● **Task requirements**
Retype the listing that follows, exactly as written.

»»

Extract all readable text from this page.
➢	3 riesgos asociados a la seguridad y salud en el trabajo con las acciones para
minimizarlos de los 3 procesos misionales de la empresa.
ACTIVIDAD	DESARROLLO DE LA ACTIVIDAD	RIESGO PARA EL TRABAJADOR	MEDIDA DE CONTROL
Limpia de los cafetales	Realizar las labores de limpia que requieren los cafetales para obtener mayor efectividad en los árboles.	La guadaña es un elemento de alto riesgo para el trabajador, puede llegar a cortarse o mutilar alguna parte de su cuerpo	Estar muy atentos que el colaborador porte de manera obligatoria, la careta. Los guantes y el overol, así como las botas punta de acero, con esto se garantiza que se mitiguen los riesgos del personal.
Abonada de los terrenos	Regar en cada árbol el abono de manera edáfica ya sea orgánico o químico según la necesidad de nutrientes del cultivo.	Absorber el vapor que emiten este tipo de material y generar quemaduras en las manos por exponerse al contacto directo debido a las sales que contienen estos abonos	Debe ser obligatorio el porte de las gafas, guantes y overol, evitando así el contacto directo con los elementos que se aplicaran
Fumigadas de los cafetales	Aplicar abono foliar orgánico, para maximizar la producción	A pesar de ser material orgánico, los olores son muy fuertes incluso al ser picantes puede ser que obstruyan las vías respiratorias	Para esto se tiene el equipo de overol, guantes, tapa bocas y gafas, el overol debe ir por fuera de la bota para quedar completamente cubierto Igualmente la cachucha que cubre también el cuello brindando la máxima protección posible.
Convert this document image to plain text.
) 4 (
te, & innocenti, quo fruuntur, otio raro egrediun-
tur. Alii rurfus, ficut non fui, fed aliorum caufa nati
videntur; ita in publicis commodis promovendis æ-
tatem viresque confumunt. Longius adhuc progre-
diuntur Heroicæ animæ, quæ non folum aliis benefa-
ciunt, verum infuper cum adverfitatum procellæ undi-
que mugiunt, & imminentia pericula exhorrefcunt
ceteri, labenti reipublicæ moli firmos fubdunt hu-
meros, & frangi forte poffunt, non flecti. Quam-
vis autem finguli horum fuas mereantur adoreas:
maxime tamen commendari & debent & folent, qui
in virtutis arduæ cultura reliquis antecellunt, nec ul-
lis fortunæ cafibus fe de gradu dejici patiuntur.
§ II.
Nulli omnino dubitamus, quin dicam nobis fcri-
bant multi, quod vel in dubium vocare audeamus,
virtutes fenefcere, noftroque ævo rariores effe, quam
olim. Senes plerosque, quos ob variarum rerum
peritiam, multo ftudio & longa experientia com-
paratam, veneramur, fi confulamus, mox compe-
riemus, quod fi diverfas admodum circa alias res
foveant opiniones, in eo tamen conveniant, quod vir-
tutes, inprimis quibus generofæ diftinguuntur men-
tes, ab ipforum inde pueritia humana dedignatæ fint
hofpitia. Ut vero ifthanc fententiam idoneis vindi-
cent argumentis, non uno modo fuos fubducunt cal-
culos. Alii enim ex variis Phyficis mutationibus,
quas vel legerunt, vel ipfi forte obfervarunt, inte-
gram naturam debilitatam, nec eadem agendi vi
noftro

««

● **Result**
Extract all readable text from this page.
➢	3 riesgos asociados a la seguridad y salud en el trabajo con las acciones para
minimizarlos de los 3 procesos misionales de la empresa.
ACTIVIDAD	DESARROLLO DE LA ACTIVIDAD	RIESGO PARA EL TRABAJADOR	MEDIDA DE CONTROL
Limpia de los cafetales	Realizar las labores de limpia que requieren los cafetales para obtener mayor efectividad en los árboles.	La guadaña es un elemento de alto riesgo para el trabajador, puede llegar a cortarse o mutilar alguna parte de su cuerpo	Estar muy atentos que el colaborador porte de manera obligatoria, la careta. Los guantes y el overol, así como las botas punta de acero, con esto se garantiza que se mitiguen los riesgos del personal.
Abonada de los terrenos	Regar en cada árbol el abono de manera edáfica ya sea orgánico o químico según la necesidad de nutrientes del cultivo.	Absorber el vapor que emiten este tipo de material y generar quemaduras en las manos por exponerse al contacto directo debido a las sales que contienen estos abonos	Debe ser obligatorio el porte de las gafas, guantes y overol, evitando así el contacto directo con los elementos que se aplicaran
Fumigadas de los cafetales	Aplicar abono foliar orgánico, para maximizar la producción	A pesar de ser material orgánico, los olores son muy fuertes incluso al ser picantes puede ser que obstruyan las vías respiratorias	Para esto se tiene el equipo de overol, guantes, tapa bocas y gafas, el overol debe ir por fuera de la bota para quedar completamente cubierto Igualmente la cachucha que cubre también el cuello brindando la máxima protección posible.
Convert this document image to plain text.
) 4 (
te, & innocenti, quo fruuntur, otio raro egrediun-
tur. Alii rurfus, ficut non fui, fed aliorum caufa nati
videntur; ita in publicis commodis promovendis æ-
tatem viresque confumunt. Longius adhuc progre-
diuntur Heroicæ animæ, quæ non folum aliis benefa-
ciunt, verum infuper cum adverfitatum procellæ undi-
que mugiunt, & imminentia pericula exhorrefcunt
ceteri, labenti reipublicæ moli firmos fubdunt hu-
meros, & frangi forte poffunt, non flecti. Quam-
vis autem finguli horum fuas mereantur adoreas:
maxime tamen commendari & debent & folent, qui
in virtutis arduæ cultura reliquis antecellunt, nec ul-
lis fortunæ cafibus fe de gradu dejici patiuntur.
§ II.
Nulli omnino dubitamus, quin dicam nobis fcri-
bant multi, quod vel in dubium vocare audeamus,
virtutes fenefcere, noftroque ævo rariores effe, quam
olim. Senes plerosque, quos ob variarum rerum
peritiam, multo ftudio & longa experientia com-
paratam, veneramur, fi confulamus, mox compe-
riemus, quod fi diverfas admodum circa alias res
foveant opiniones, in eo tamen conveniant, quod vir-
tutes, inprimis quibus generofæ diftinguuntur men-
tes, ab ipforum inde pueritia humana dedignatæ fint
hofpitia. Ut vero ifthanc fententiam idoneis vindi-
cent argumentis, non uno modo fuos fubducunt cal-
culos. Alii enim ex variis Phyficis mutationibus,
quas vel legerunt, vel ipfi forte obfervarunt, inte-
gram naturam debilitatam, nec eadem agendi vi
noftro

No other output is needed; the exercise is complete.